EXTRACTED ENTRIES:
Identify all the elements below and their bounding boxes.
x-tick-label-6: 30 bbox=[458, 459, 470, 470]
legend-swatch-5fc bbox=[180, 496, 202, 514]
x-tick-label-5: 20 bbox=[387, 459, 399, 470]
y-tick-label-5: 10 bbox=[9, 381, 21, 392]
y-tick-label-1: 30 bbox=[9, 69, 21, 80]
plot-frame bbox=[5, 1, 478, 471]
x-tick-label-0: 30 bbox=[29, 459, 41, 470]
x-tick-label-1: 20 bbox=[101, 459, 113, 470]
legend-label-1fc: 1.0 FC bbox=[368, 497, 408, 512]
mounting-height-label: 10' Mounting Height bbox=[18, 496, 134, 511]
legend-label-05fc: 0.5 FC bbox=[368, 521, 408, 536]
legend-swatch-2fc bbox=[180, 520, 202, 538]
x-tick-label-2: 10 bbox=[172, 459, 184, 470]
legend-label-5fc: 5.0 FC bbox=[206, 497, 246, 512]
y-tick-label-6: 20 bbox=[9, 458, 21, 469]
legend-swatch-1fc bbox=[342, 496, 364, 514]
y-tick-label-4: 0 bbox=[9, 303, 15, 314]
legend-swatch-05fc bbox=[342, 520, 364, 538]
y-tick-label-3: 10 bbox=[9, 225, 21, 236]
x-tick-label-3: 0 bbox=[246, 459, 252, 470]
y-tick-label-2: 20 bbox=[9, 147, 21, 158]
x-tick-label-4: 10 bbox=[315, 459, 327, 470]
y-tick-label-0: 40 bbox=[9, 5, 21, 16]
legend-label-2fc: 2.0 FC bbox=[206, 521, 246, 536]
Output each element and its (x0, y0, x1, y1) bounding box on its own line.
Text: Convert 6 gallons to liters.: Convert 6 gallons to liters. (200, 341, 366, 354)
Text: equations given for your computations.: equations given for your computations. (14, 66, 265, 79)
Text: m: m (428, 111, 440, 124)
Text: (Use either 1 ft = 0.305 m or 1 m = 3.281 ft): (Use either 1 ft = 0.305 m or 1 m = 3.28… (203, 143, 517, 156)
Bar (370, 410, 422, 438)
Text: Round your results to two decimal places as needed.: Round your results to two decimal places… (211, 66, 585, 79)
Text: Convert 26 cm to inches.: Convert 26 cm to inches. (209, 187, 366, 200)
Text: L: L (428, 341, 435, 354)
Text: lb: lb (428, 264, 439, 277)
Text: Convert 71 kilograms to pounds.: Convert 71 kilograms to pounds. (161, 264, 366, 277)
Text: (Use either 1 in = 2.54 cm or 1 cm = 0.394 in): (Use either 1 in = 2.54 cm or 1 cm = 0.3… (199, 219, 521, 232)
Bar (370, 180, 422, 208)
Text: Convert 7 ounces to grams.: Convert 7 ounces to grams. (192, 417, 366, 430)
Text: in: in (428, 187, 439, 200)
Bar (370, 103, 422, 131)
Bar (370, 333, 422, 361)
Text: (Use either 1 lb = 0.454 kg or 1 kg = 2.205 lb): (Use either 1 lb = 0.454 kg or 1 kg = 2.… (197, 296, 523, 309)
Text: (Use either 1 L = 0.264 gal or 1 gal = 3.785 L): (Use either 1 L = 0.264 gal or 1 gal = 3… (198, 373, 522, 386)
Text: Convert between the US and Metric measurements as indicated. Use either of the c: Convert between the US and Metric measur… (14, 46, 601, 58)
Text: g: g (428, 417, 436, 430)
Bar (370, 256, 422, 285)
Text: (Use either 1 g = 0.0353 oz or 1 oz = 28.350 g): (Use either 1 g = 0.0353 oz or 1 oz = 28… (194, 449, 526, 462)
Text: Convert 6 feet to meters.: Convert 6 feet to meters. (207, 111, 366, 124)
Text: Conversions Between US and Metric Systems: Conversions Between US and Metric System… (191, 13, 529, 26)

PROBLEM:
Please copy all of the material above word for word.

SOLVED PROBLEM:
Identify all the elements below and their bounding boxes.
x-tick-label-6: 30 bbox=[458, 459, 470, 470]
legend-swatch-5fc bbox=[180, 496, 202, 514]
x-tick-label-5: 20 bbox=[387, 459, 399, 470]
y-tick-label-5: 10 bbox=[9, 381, 21, 392]
y-tick-label-1: 30 bbox=[9, 69, 21, 80]
plot-frame bbox=[5, 1, 478, 471]
x-tick-label-0: 30 bbox=[29, 459, 41, 470]
x-tick-label-1: 20 bbox=[101, 459, 113, 470]
legend-label-1fc: 1.0 FC bbox=[368, 497, 408, 512]
mounting-height-label: 10' Mounting Height bbox=[18, 496, 134, 511]
legend-label-05fc: 0.5 FC bbox=[368, 521, 408, 536]
legend-swatch-2fc bbox=[180, 520, 202, 538]
x-tick-label-2: 10 bbox=[172, 459, 184, 470]
legend-label-5fc: 5.0 FC bbox=[206, 497, 246, 512]
y-tick-label-6: 20 bbox=[9, 458, 21, 469]
legend-swatch-1fc bbox=[342, 496, 364, 514]
y-tick-label-4: 0 bbox=[9, 303, 15, 314]
legend-swatch-05fc bbox=[342, 520, 364, 538]
y-tick-label-3: 10 bbox=[9, 225, 21, 236]
x-tick-label-3: 0 bbox=[246, 459, 252, 470]
y-tick-label-2: 20 bbox=[9, 147, 21, 158]
x-tick-label-4: 10 bbox=[315, 459, 327, 470]
y-tick-label-0: 40 bbox=[9, 5, 21, 16]
legend-label-2fc: 2.0 FC bbox=[206, 521, 246, 536]
Output each element and its (x0, y0, x1, y1) bounding box on its own line.
Text: Convert 6 gallons to liters.: Convert 6 gallons to liters. (200, 341, 366, 354)
Text: equations given for your computations.: equations given for your computations. (14, 66, 265, 79)
Text: m: m (428, 111, 440, 124)
Text: (Use either 1 ft = 0.305 m or 1 m = 3.281 ft): (Use either 1 ft = 0.305 m or 1 m = 3.28… (203, 143, 517, 156)
Bar (370, 410, 422, 438)
Text: Round your results to two decimal places as needed.: Round your results to two decimal places… (211, 66, 585, 79)
Text: Convert 26 cm to inches.: Convert 26 cm to inches. (209, 187, 366, 200)
Text: L: L (428, 341, 435, 354)
Text: lb: lb (428, 264, 439, 277)
Text: Convert 71 kilograms to pounds.: Convert 71 kilograms to pounds. (161, 264, 366, 277)
Text: (Use either 1 in = 2.54 cm or 1 cm = 0.394 in): (Use either 1 in = 2.54 cm or 1 cm = 0.3… (199, 219, 521, 232)
Bar (370, 180, 422, 208)
Text: Convert 7 ounces to grams.: Convert 7 ounces to grams. (192, 417, 366, 430)
Text: in: in (428, 187, 439, 200)
Bar (370, 103, 422, 131)
Bar (370, 333, 422, 361)
Text: (Use either 1 lb = 0.454 kg or 1 kg = 2.205 lb): (Use either 1 lb = 0.454 kg or 1 kg = 2.… (197, 296, 523, 309)
Text: (Use either 1 L = 0.264 gal or 1 gal = 3.785 L): (Use either 1 L = 0.264 gal or 1 gal = 3… (198, 373, 522, 386)
Text: Convert between the US and Metric measurements as indicated. Use either of the c: Convert between the US and Metric measur… (14, 46, 601, 58)
Text: g: g (428, 417, 436, 430)
Bar (370, 256, 422, 285)
Text: (Use either 1 g = 0.0353 oz or 1 oz = 28.350 g): (Use either 1 g = 0.0353 oz or 1 oz = 28… (194, 449, 526, 462)
Text: Convert 6 feet to meters.: Convert 6 feet to meters. (207, 111, 366, 124)
Text: Conversions Between US and Metric Systems: Conversions Between US and Metric System… (191, 13, 529, 26)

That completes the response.